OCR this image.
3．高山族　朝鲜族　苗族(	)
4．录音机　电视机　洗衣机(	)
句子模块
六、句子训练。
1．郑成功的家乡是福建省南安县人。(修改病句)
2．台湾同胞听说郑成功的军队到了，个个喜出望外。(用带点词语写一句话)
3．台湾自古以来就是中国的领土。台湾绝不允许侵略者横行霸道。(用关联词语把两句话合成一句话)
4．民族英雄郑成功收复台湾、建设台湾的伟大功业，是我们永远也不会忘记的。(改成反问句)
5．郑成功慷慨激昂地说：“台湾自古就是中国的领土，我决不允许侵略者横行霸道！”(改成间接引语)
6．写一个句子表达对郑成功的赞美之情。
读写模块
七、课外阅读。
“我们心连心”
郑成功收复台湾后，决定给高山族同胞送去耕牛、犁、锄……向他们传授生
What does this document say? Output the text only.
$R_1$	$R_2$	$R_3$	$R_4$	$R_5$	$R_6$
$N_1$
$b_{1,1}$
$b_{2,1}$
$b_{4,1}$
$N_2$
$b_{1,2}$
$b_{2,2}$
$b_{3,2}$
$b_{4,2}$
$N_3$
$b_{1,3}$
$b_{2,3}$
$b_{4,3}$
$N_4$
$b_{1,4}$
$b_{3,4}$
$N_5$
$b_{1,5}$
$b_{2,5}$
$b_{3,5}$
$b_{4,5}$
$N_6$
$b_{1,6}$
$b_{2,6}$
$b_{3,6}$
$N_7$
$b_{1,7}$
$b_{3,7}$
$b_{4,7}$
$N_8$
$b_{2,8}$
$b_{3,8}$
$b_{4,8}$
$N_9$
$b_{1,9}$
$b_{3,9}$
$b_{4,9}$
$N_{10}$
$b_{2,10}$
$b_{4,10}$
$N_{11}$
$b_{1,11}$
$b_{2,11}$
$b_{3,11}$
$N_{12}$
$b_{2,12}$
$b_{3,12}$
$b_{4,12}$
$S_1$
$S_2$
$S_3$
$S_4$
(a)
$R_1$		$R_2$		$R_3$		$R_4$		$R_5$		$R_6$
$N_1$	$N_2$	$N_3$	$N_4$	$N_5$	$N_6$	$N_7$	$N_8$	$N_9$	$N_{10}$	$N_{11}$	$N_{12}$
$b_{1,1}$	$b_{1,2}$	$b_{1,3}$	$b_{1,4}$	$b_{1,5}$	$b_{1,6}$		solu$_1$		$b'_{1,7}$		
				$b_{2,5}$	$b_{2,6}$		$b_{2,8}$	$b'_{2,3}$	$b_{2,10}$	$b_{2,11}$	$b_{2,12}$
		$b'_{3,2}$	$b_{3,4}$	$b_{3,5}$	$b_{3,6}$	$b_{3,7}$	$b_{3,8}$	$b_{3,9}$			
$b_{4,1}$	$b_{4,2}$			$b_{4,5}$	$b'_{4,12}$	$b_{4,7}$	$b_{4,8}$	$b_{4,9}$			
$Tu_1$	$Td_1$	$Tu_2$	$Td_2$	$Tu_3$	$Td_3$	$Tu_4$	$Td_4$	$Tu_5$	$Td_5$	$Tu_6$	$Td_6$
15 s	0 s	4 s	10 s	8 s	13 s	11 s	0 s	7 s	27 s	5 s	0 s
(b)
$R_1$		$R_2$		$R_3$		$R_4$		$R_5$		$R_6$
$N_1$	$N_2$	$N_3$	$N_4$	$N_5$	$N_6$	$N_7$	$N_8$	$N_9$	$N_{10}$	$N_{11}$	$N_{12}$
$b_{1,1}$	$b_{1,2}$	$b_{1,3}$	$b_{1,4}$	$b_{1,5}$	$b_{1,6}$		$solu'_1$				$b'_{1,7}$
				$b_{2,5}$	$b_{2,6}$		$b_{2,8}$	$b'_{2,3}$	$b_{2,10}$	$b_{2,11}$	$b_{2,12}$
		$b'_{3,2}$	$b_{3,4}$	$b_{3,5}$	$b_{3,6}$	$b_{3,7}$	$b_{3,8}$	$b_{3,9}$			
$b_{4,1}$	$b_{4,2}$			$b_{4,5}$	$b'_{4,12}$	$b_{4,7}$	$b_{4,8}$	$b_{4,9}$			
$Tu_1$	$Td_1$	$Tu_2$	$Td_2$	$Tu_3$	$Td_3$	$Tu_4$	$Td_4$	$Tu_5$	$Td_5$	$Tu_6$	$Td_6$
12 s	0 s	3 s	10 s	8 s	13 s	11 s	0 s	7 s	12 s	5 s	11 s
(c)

- [INSTRUCTION] Find every line in the records above that holds the word "this", and copy each one.

- [WRITTEN ANSWER]
OCR this image.
What does this document say? Output the text only.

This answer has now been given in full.